- **Input for this task**:

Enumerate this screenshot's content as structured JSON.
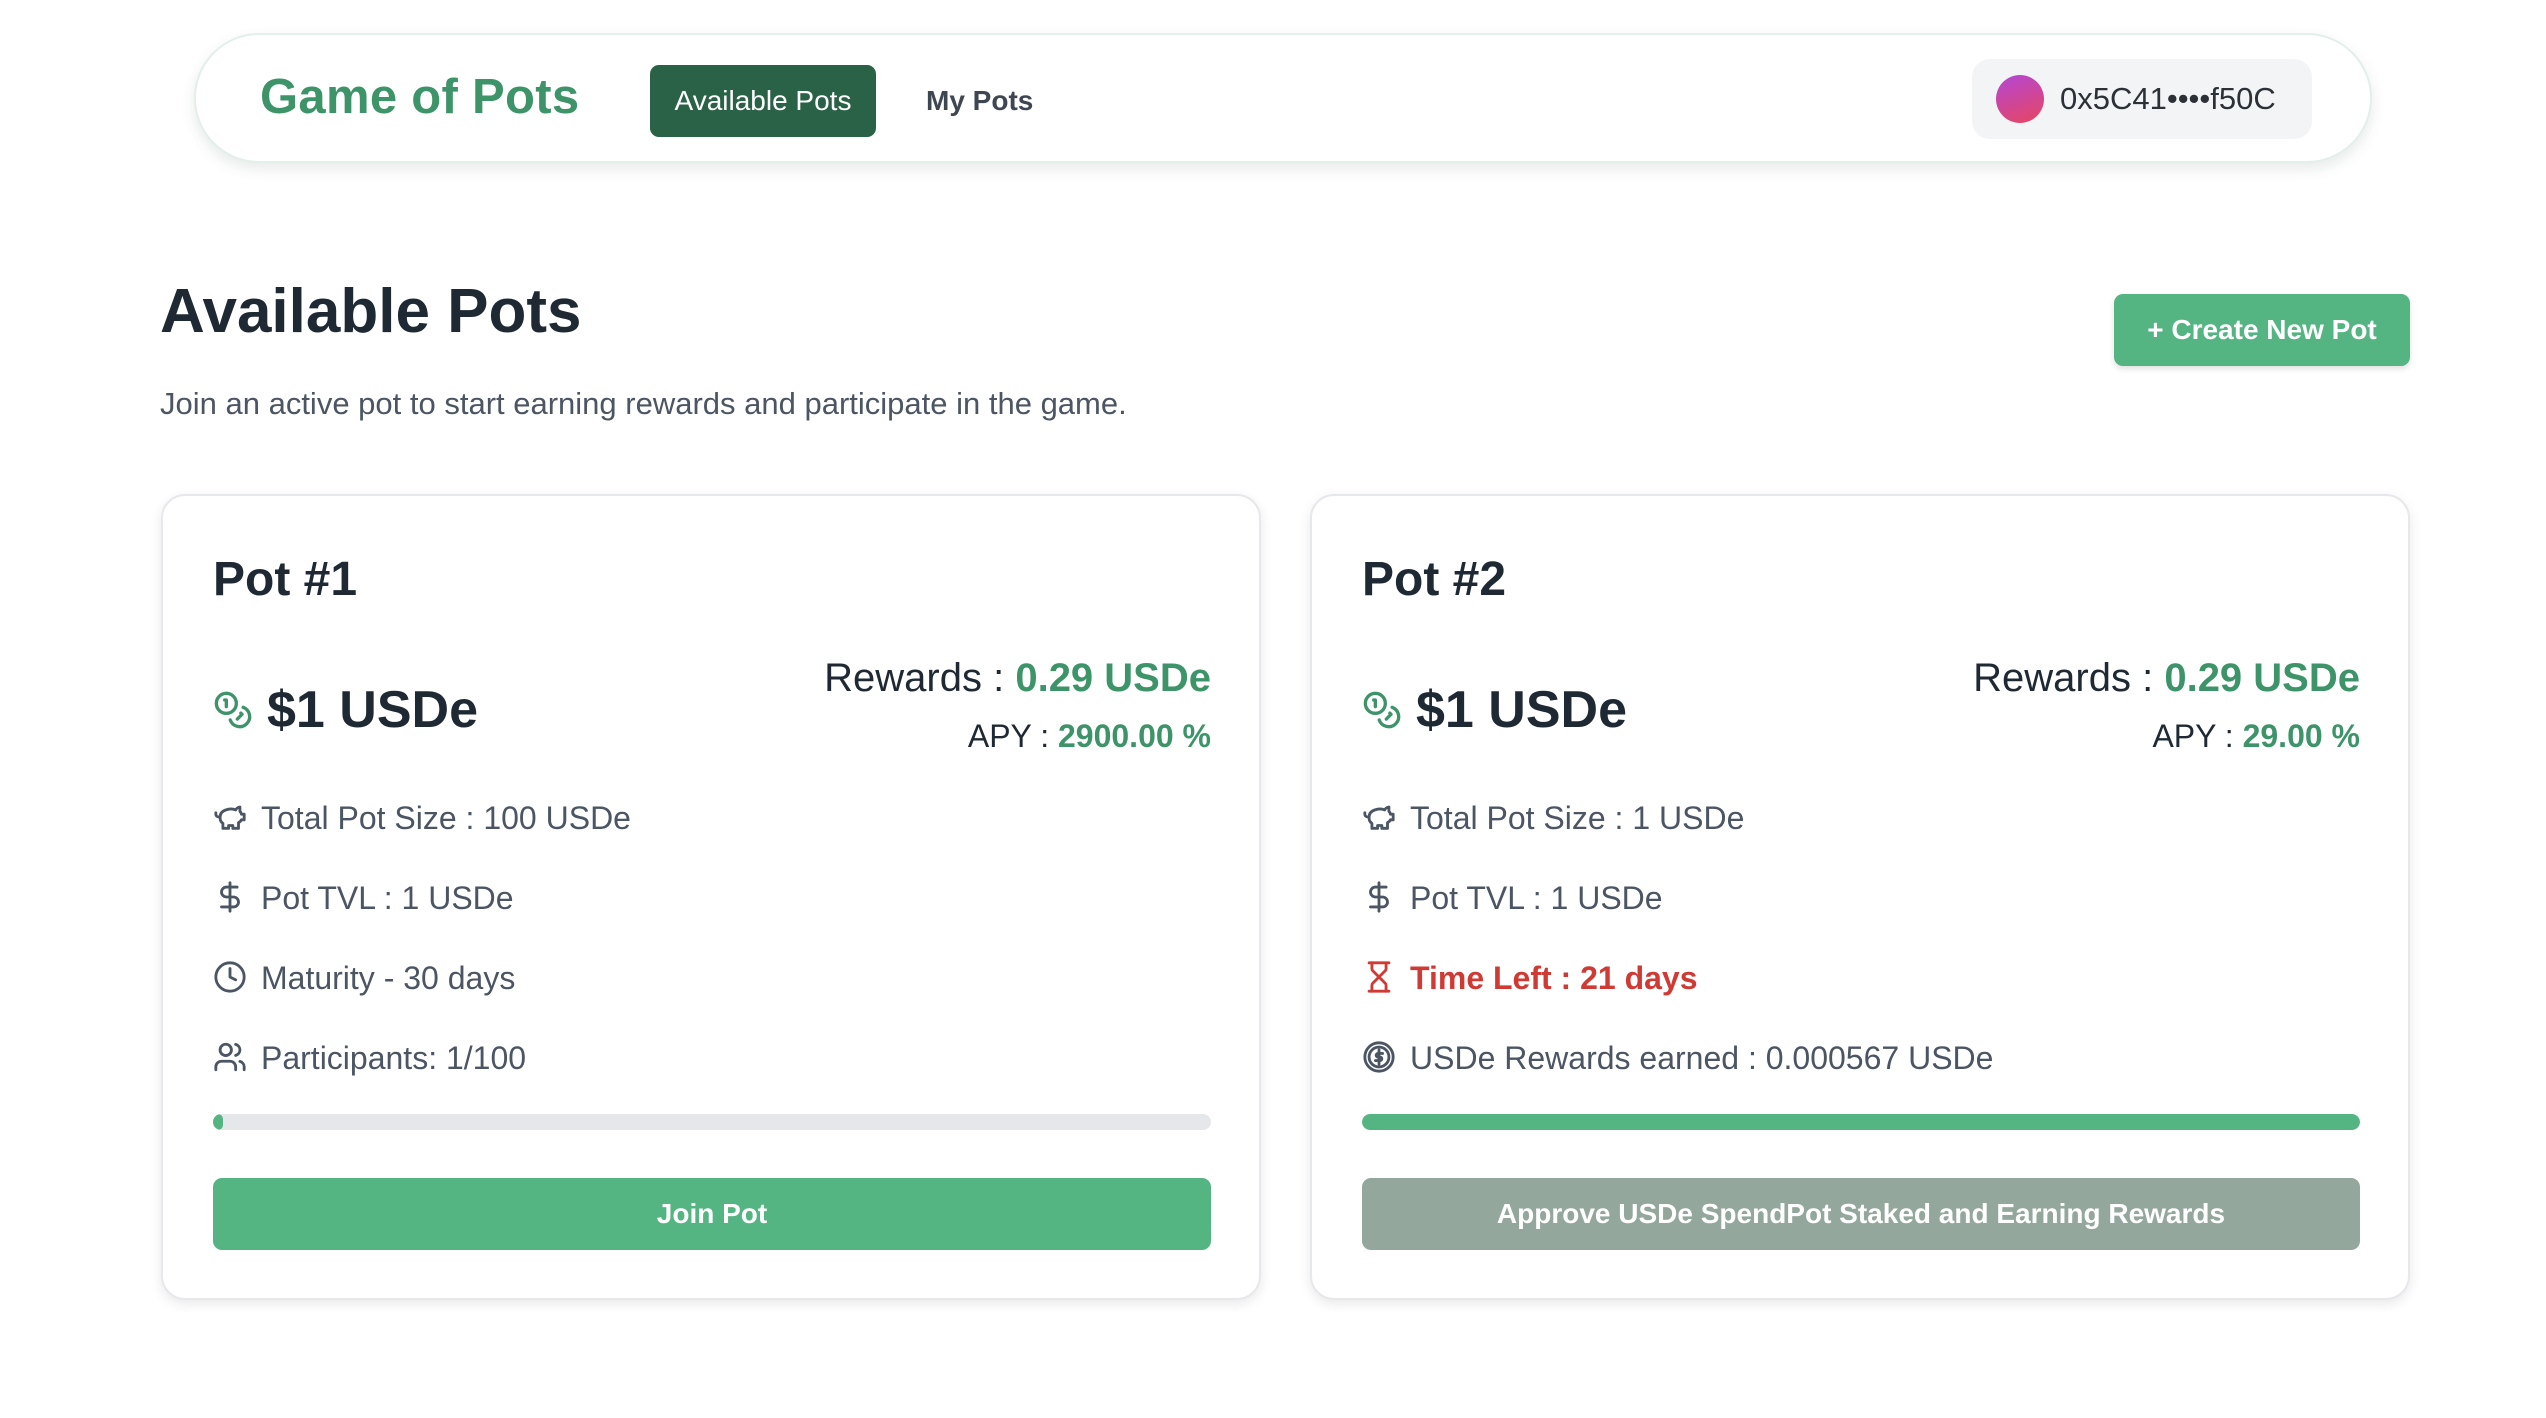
{
  "header": {
    "logo": "Game of Pots",
    "tabs": [
      {
        "label": "Available Pots",
        "active": true
      },
      {
        "label": "My Pots",
        "active": false
      }
    ],
    "wallet": {
      "address": "0x5C41••••f50C"
    }
  },
  "page": {
    "title": "Available Pots",
    "subtitle": "Join an active pot to start earning rewards and participate in the game.",
    "create_button": "+ Create New Pot"
  },
  "colors": {
    "brand_green": "#3e9469",
    "button_green": "#54b582",
    "active_tab": "#2a6248",
    "disabled_button": "#94a79d",
    "warning_red": "#d03a34"
  },
  "pots": [
    {
      "title": "Pot #1",
      "price": "$1 USDe",
      "rewards_label": "Rewards : ",
      "rewards_value": "0.29 USDe",
      "apy_label": "APY : ",
      "apy_value": "2900.00 %",
      "rows": [
        {
          "icon": "piggy-bank-icon",
          "text": "Total Pot Size : 100 USDe"
        },
        {
          "icon": "dollar-icon",
          "text": "Pot TVL : 1 USDe"
        },
        {
          "icon": "clock-icon",
          "text": "Maturity - 30 days"
        },
        {
          "icon": "users-icon",
          "text": "Participants: 1/100"
        }
      ],
      "progress": 0.01,
      "button": "Join Pot"
    },
    {
      "title": "Pot #2",
      "price": "$1 USDe",
      "rewards_label": "Rewards : ",
      "rewards_value": "0.29 USDe",
      "apy_label": "APY : ",
      "apy_value": "29.00 %",
      "rows": [
        {
          "icon": "piggy-bank-icon",
          "text": "Total Pot Size : 1 USDe"
        },
        {
          "icon": "dollar-icon",
          "text": "Pot TVL : 1 USDe"
        },
        {
          "icon": "hourglass-icon",
          "text": "Time Left : 21 days"
        },
        {
          "icon": "dollar-circle-icon",
          "text": "USDe Rewards earned : 0.000567 USDe"
        }
      ],
      "progress": 1.0,
      "button": "Approve USDe SpendPot Staked and Earning Rewards"
    }
  ]
}
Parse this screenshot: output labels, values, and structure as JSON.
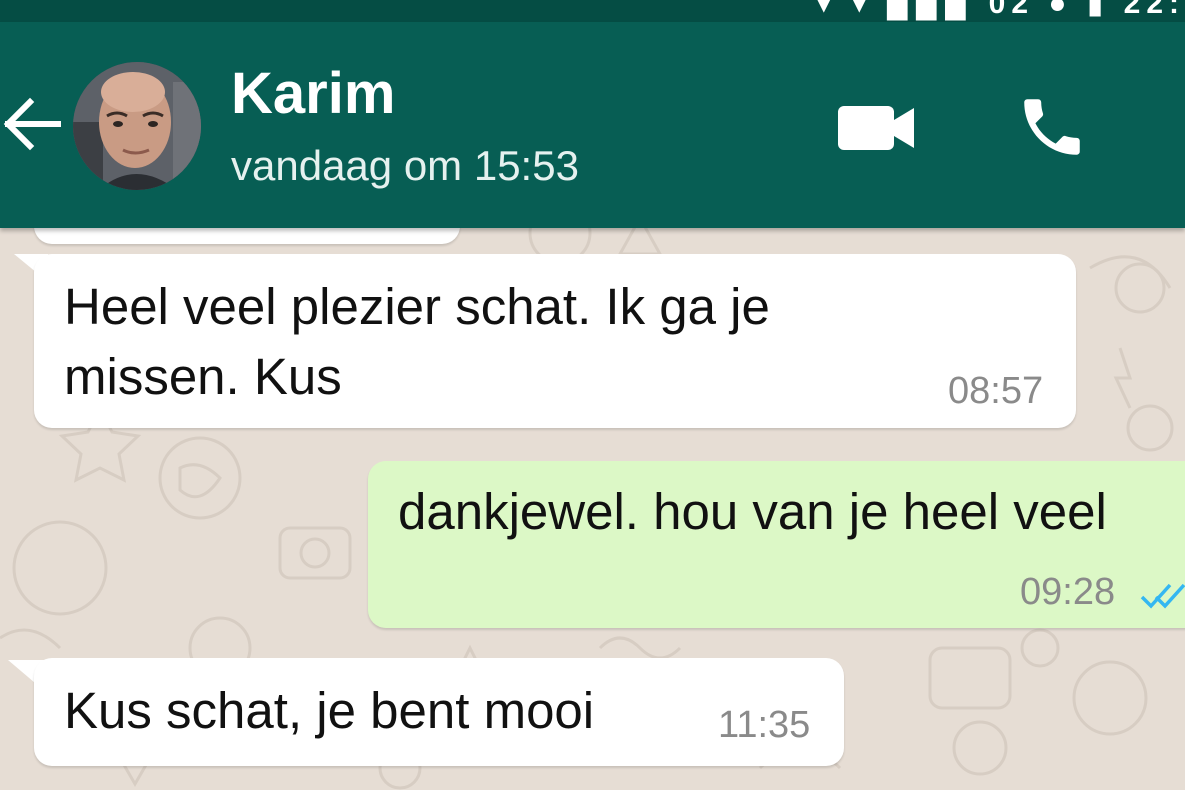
{
  "status_bar": {
    "glyphs": "▾ ▾ ▉▉▉ 02 ● ▮ 22:"
  },
  "header": {
    "contact_name": "Karim",
    "last_seen": "vandaag om 15:53",
    "colors": {
      "bar": "#075e54",
      "status_bar": "#054d44"
    },
    "icons": {
      "back": "arrow-left-icon",
      "video": "videocam-icon",
      "call": "phone-icon",
      "avatar": "contact-photo"
    }
  },
  "chat": {
    "background_color": "#e6ddd4",
    "messages": [
      {
        "direction": "incoming",
        "lines": [
          "Heel veel plezier schat. Ik ga je",
          "missen. Kus"
        ],
        "time": "08:57"
      },
      {
        "direction": "outgoing",
        "lines": [
          "dankjewel. hou van je heel veel"
        ],
        "time": "09:28",
        "status": "read",
        "status_icon": "double-check-icon",
        "status_color": "#34b7f1"
      },
      {
        "direction": "incoming",
        "lines": [
          "Kus schat, je bent mooi"
        ],
        "time": "11:35"
      }
    ]
  }
}
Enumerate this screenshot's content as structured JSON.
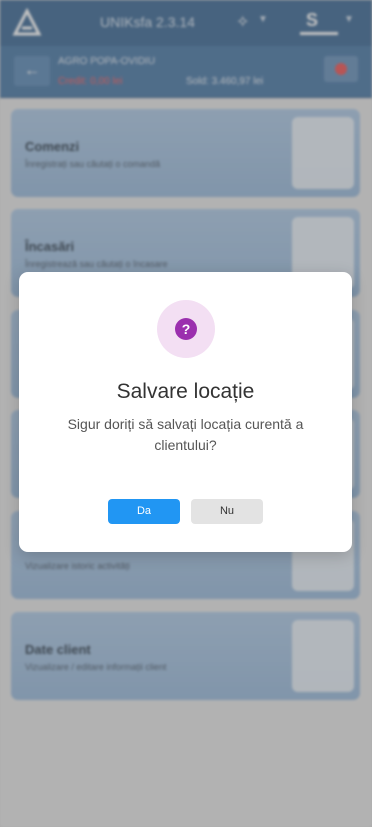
{
  "app": {
    "title": "UNIKsfa 2.3.14",
    "user_initial": "S"
  },
  "client": {
    "name": "AGRO POPA-OVIDIU",
    "credit": "Credit: 0,00 lei",
    "sold": "Sold: 3.460,97 lei"
  },
  "cards": [
    {
      "title": "Comenzi",
      "subtitle": "Înregistrați sau căutați o comandă",
      "icon": "order-document-icon"
    },
    {
      "title": "Încasări",
      "subtitle": "Înregistrează sau căutați o încasare",
      "icon": "cash-icon"
    },
    {
      "title": "",
      "subtitle": "",
      "icon": "document-icon"
    },
    {
      "title": "",
      "subtitle": "",
      "icon": "document-icon"
    },
    {
      "title": "",
      "subtitle": "Vizualizare istoric activități",
      "icon": "chart-icon"
    },
    {
      "title": "Date client",
      "subtitle": "Vizualizare / editare informații client",
      "icon": "client-profile-icon"
    }
  ],
  "dialog": {
    "icon": "question-icon",
    "title": "Salvare locație",
    "message": "Sigur doriți să salvați locația curentă a clientului?",
    "yes_label": "Da",
    "no_label": "Nu"
  },
  "colors": {
    "header": "#2c5c8c",
    "accent": "#2196f3",
    "credit": "#ff4d4d",
    "question": "#9b2fae"
  }
}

- **Stated exercise**:
Go through the records line by line and count those containing the string "schat". Give only the total.

- **Result of this exercise**:
2